▸ **To do**: Search the listing for the string "eventText" and copy every line that contains it.

▸ **Extracted records**:
◇ ◇ ◇

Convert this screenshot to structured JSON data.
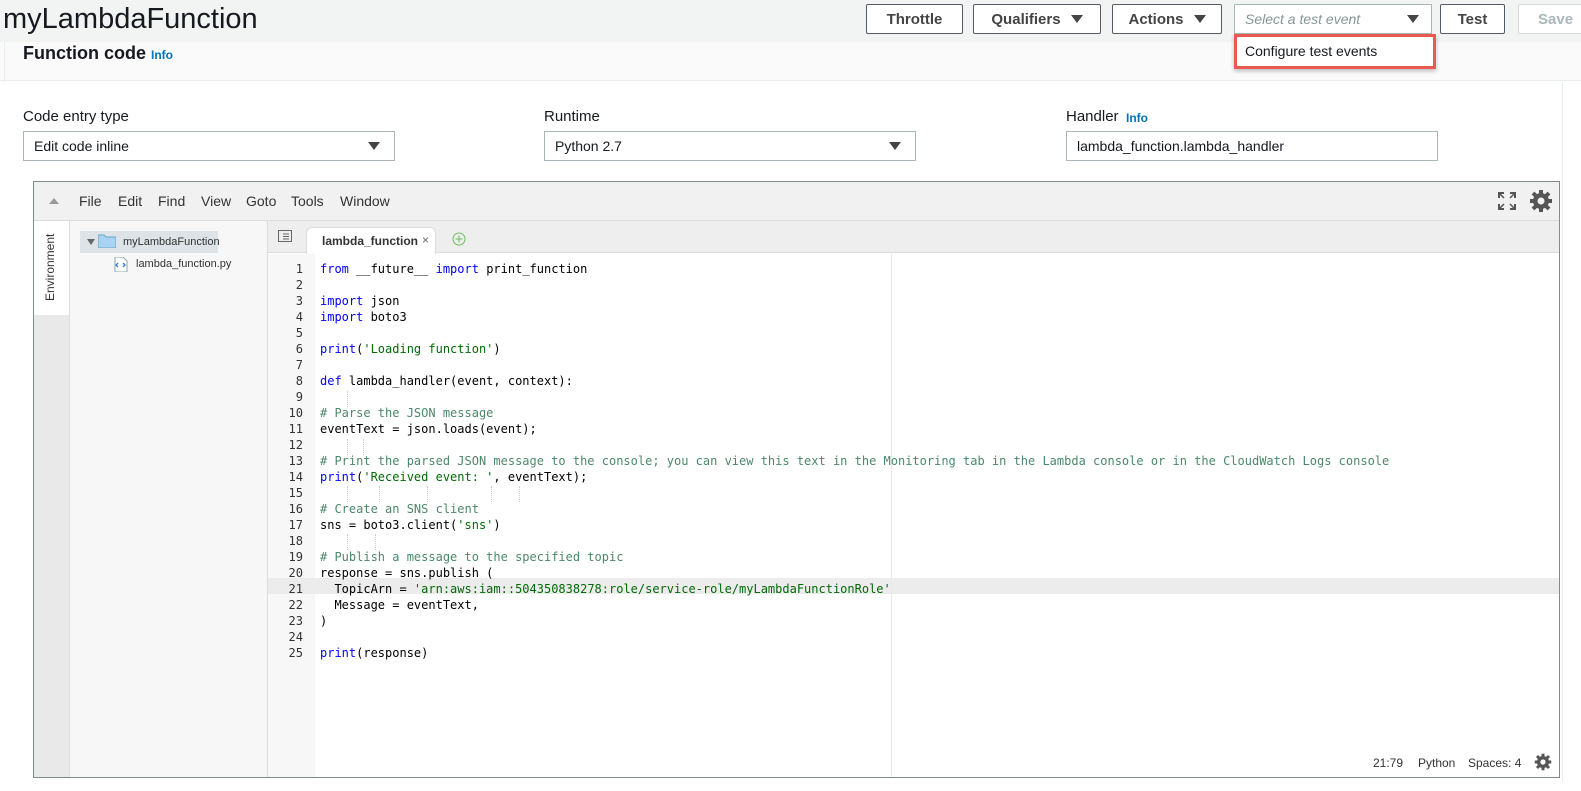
{
  "header": {
    "function_name": "myLambdaFunction",
    "throttle_label": "Throttle",
    "qualifiers_label": "Qualifiers",
    "actions_label": "Actions",
    "test_event_placeholder": "Select a test event",
    "test_label": "Test",
    "save_label": "Save"
  },
  "dropdown": {
    "items": [
      "Configure test events"
    ]
  },
  "section": {
    "title": "Function code",
    "info_label": "Info"
  },
  "form": {
    "code_entry_label": "Code entry type",
    "code_entry_value": "Edit code inline",
    "runtime_label": "Runtime",
    "runtime_value": "Python 2.7",
    "handler_label": "Handler",
    "handler_info": "Info",
    "handler_value": "lambda_function.lambda_handler"
  },
  "editor": {
    "menu": [
      "File",
      "Edit",
      "Find",
      "View",
      "Goto",
      "Tools",
      "Window"
    ],
    "environment_label": "Environment",
    "tree": {
      "root": "myLambdaFunction",
      "file": "lambda_function.py"
    },
    "tab": {
      "label": "lambda_function",
      "close": "×"
    },
    "line_numbers": [
      "1",
      "2",
      "3",
      "4",
      "5",
      "6",
      "7",
      "8",
      "9",
      "10",
      "11",
      "12",
      "13",
      "14",
      "15",
      "16",
      "17",
      "18",
      "19",
      "20",
      "21",
      "22",
      "23",
      "24",
      "25"
    ],
    "code": {
      "l1_kw1": "from",
      "l1_mid": " __future__ ",
      "l1_kw2": "import",
      "l1_rest": " print_function",
      "l3_kw": "import",
      "l3_rest": " json",
      "l4_kw": "import",
      "l4_rest": " boto3",
      "l6_kw": "print",
      "l6_p1": "(",
      "l6_str": "'Loading function'",
      "l6_p2": ")",
      "l8_kw": "def",
      "l8_rest": " lambda_handler(event, context):",
      "l10_cm": "# Parse the JSON message",
      "l11": "eventText = json.loads(event);",
      "l13_cm": "# Print the parsed JSON message to the console; you can view this text in the Monitoring tab in the Lambda console or in the CloudWatch Logs console",
      "l14_kw": "print",
      "l14_p1": "(",
      "l14_str": "'Received event: '",
      "l14_rest": ", eventText);",
      "l16_cm": "# Create an SNS client",
      "l17_pre": "sns = boto3.client(",
      "l17_str": "'sns'",
      "l17_post": ")",
      "l19_cm": "# Publish a message to the specified topic",
      "l20": "response = sns.publish (",
      "l21_pre": "  TopicArn = ",
      "l21_str": "'arn:aws:iam::504350838278:role/service-role/myLambdaFunctionRole'",
      "l22": "  Message = eventText,",
      "l23": ")",
      "l25_kw": "print",
      "l25_rest": "(response)"
    },
    "status": {
      "position": "21:79",
      "language": "Python",
      "spaces": "Spaces: 4"
    }
  },
  "colors": {
    "accent_info": "#0073bb",
    "highlight_border": "#e85a4f",
    "keyword": "#0000ff",
    "string": "#036a07",
    "comment": "#4c886b"
  }
}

◇ ◇ ◇

▸ **Solved problem**:
      "l11": "eventText = json.loads(event);",
      "l14_rest": ", eventText);",
      "l22": "  Message = eventText,",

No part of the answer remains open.